Stored data:
"""

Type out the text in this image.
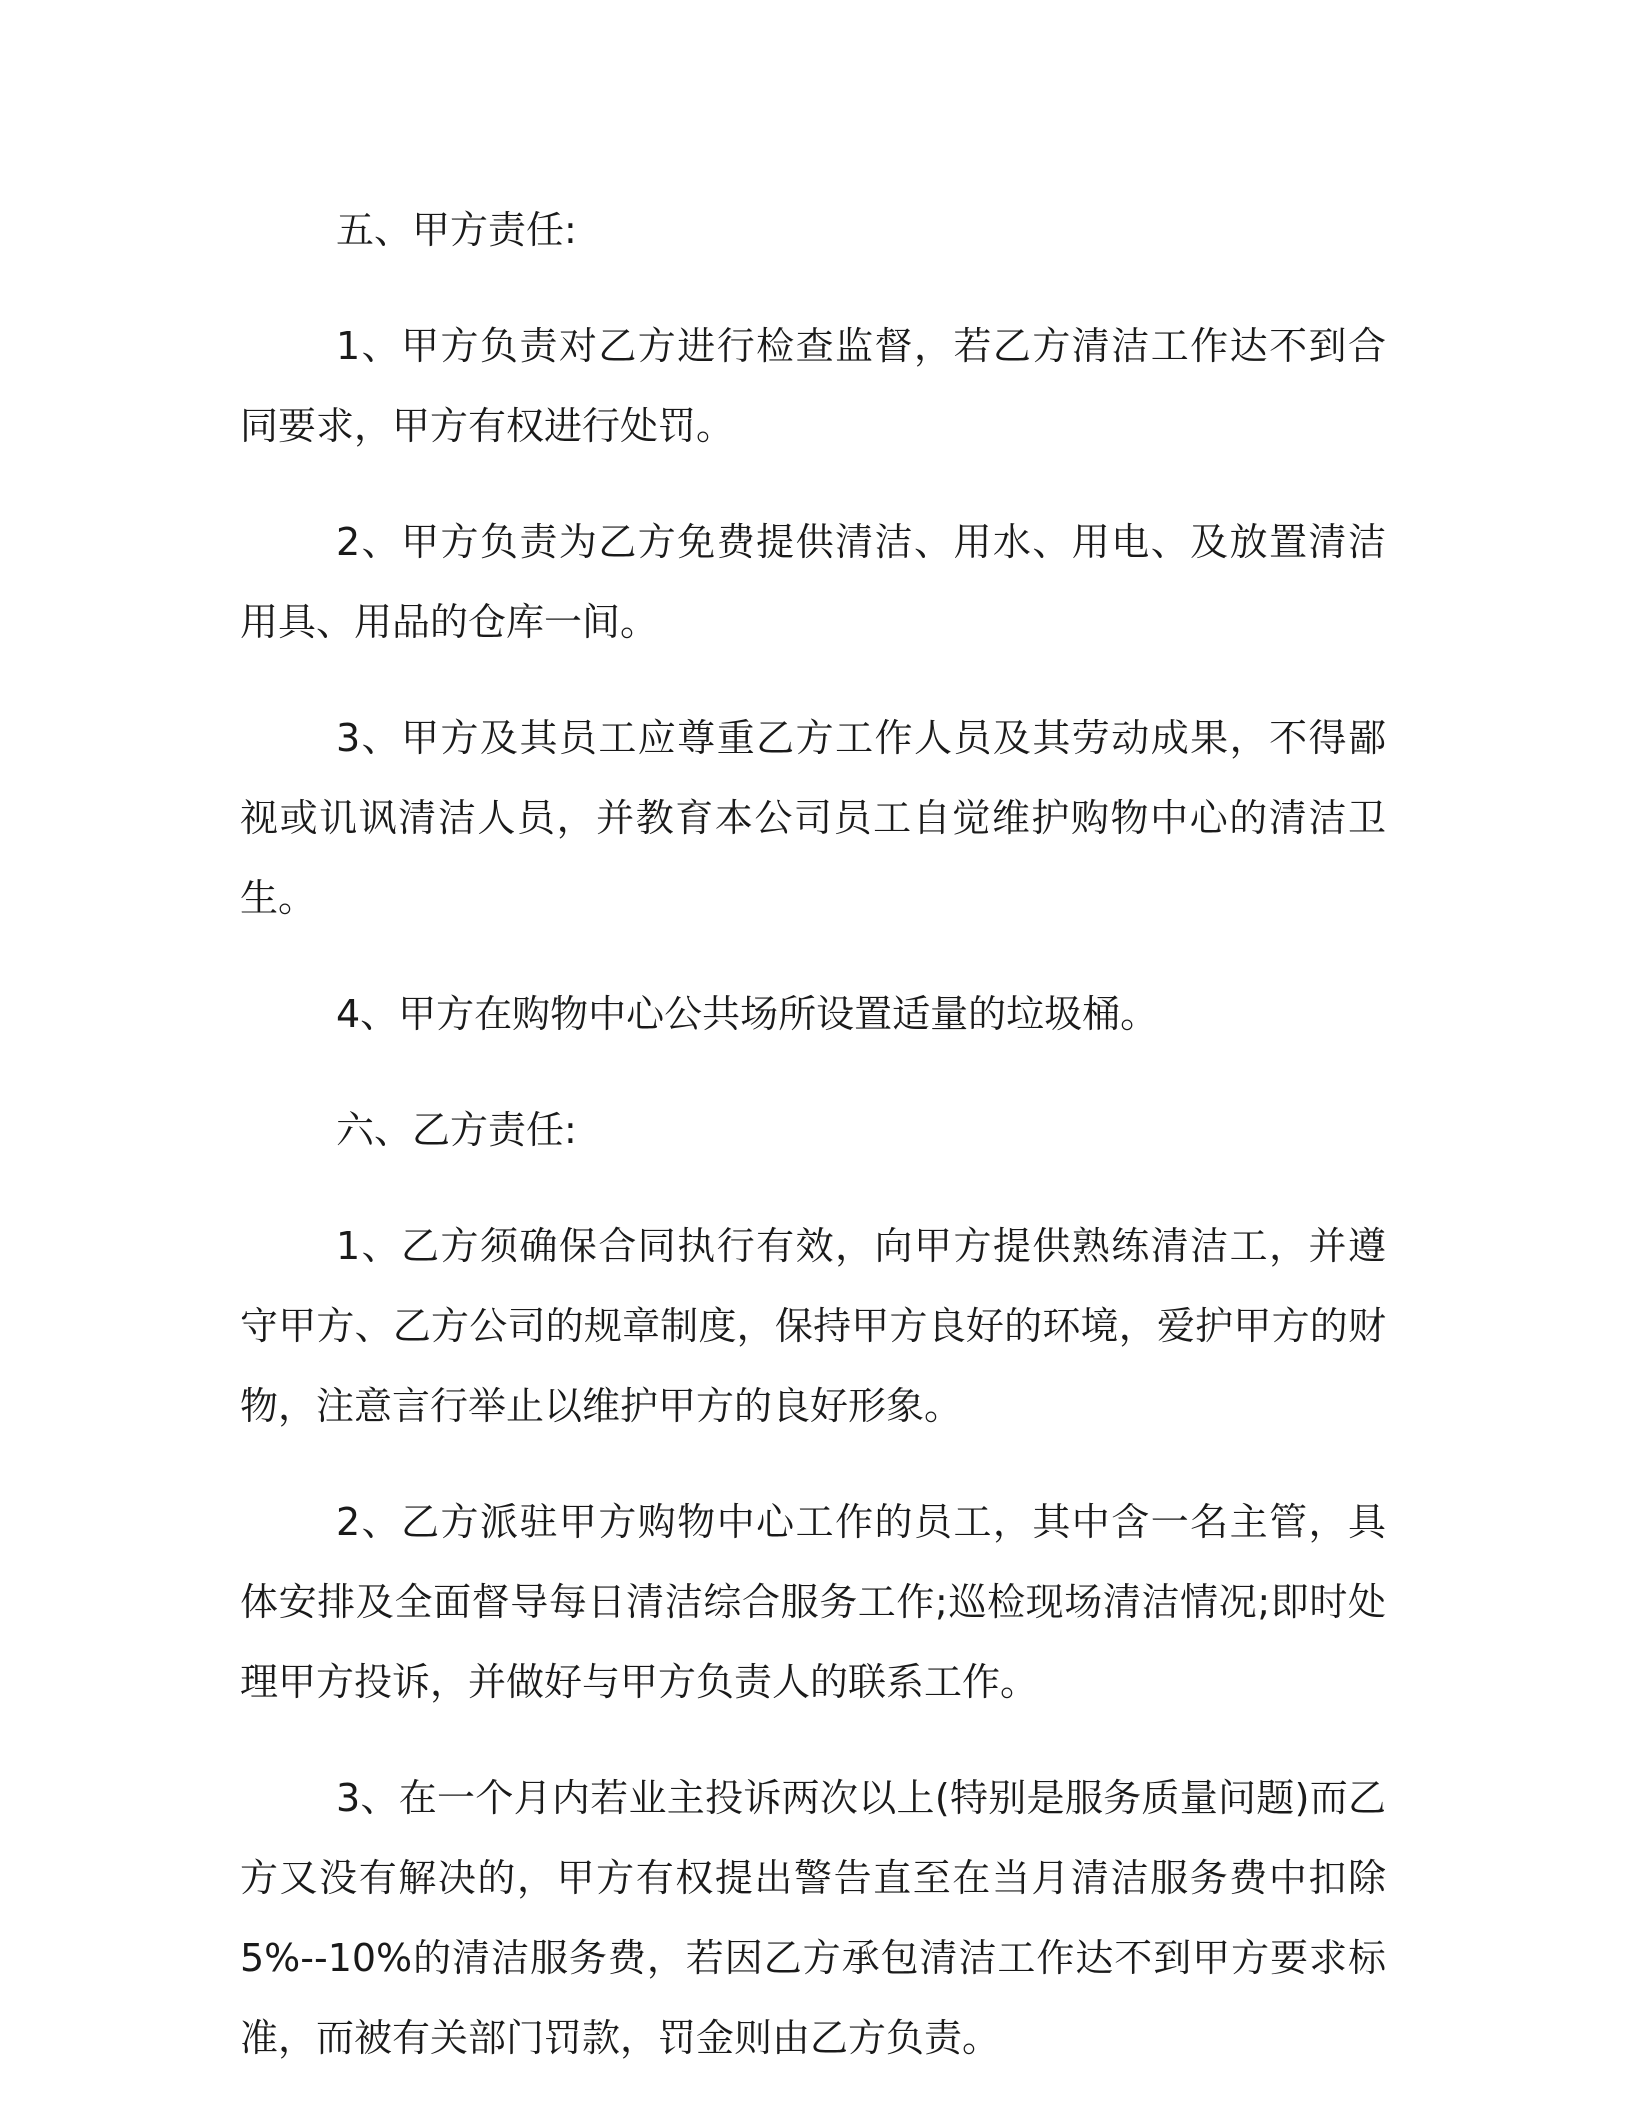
五、甲方责任:

1、甲方负责对乙方进行检查监督，若乙方清洁工作达不到合同要求，甲方有权进行处罚。

2、甲方负责为乙方免费提供清洁、用水、用电、及放置清洁用具、用品的仓库一间。

3、甲方及其员工应尊重乙方工作人员及其劳动成果，不得鄙视或讥讽清洁人员，并教育本公司员工自觉维护购物中心的清洁卫生。

4、甲方在购物中心公共场所设置适量的垃圾桶。

六、乙方责任:

1、乙方须确保合同执行有效，向甲方提供熟练清洁工，并遵守甲方、乙方公司的规章制度，保持甲方良好的环境，爱护甲方的财物，注意言行举止以维护甲方的良好形象。

2、乙方派驻甲方购物中心工作的员工，其中含一名主管，具体安排及全面督导每日清洁综合服务工作;巡检现场清洁情况;即时处理甲方投诉，并做好与甲方负责人的联系工作。

3、在一个月内若业主投诉两次以上(特别是服务质量问题)而乙方又没有解决的，甲方有权提出警告直至在当月清洁服务费中扣除 5%--10%的清洁服务费，若因乙方承包清洁工作达不到甲方要求标准，而被有关部门罚款，罚金则由乙方负责。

"""

Give an exact copy of the material, leaving out every picture.

▶ **Written response**
Type out the text in this image.
五、甲方责任:

1、甲方负责对乙方进行检查监督，若乙方清洁工作达不到合同要求，甲方有权进行处罚。

2、甲方负责为乙方免费提供清洁、用水、用电、及放置清洁用具、用品的仓库一间。

3、甲方及其员工应尊重乙方工作人员及其劳动成果，不得鄙视或讥讽清洁人员，并教育本公司员工自觉维护购物中心的清洁卫生。

4、甲方在购物中心公共场所设置适量的垃圾桶。

六、乙方责任:

1、乙方须确保合同执行有效，向甲方提供熟练清洁工，并遵守甲方、乙方公司的规章制度，保持甲方良好的环境，爱护甲方的财物，注意言行举止以维护甲方的良好形象。

2、乙方派驻甲方购物中心工作的员工，其中含一名主管，具体安排及全面督导每日清洁综合服务工作;巡检现场清洁情况;即时处理甲方投诉，并做好与甲方负责人的联系工作。

3、在一个月内若业主投诉两次以上(特别是服务质量问题)而乙方又没有解决的，甲方有权提出警告直至在当月清洁服务费中扣除 5%--10%的清洁服务费，若因乙方承包清洁工作达不到甲方要求标准，而被有关部门罚款，罚金则由乙方负责。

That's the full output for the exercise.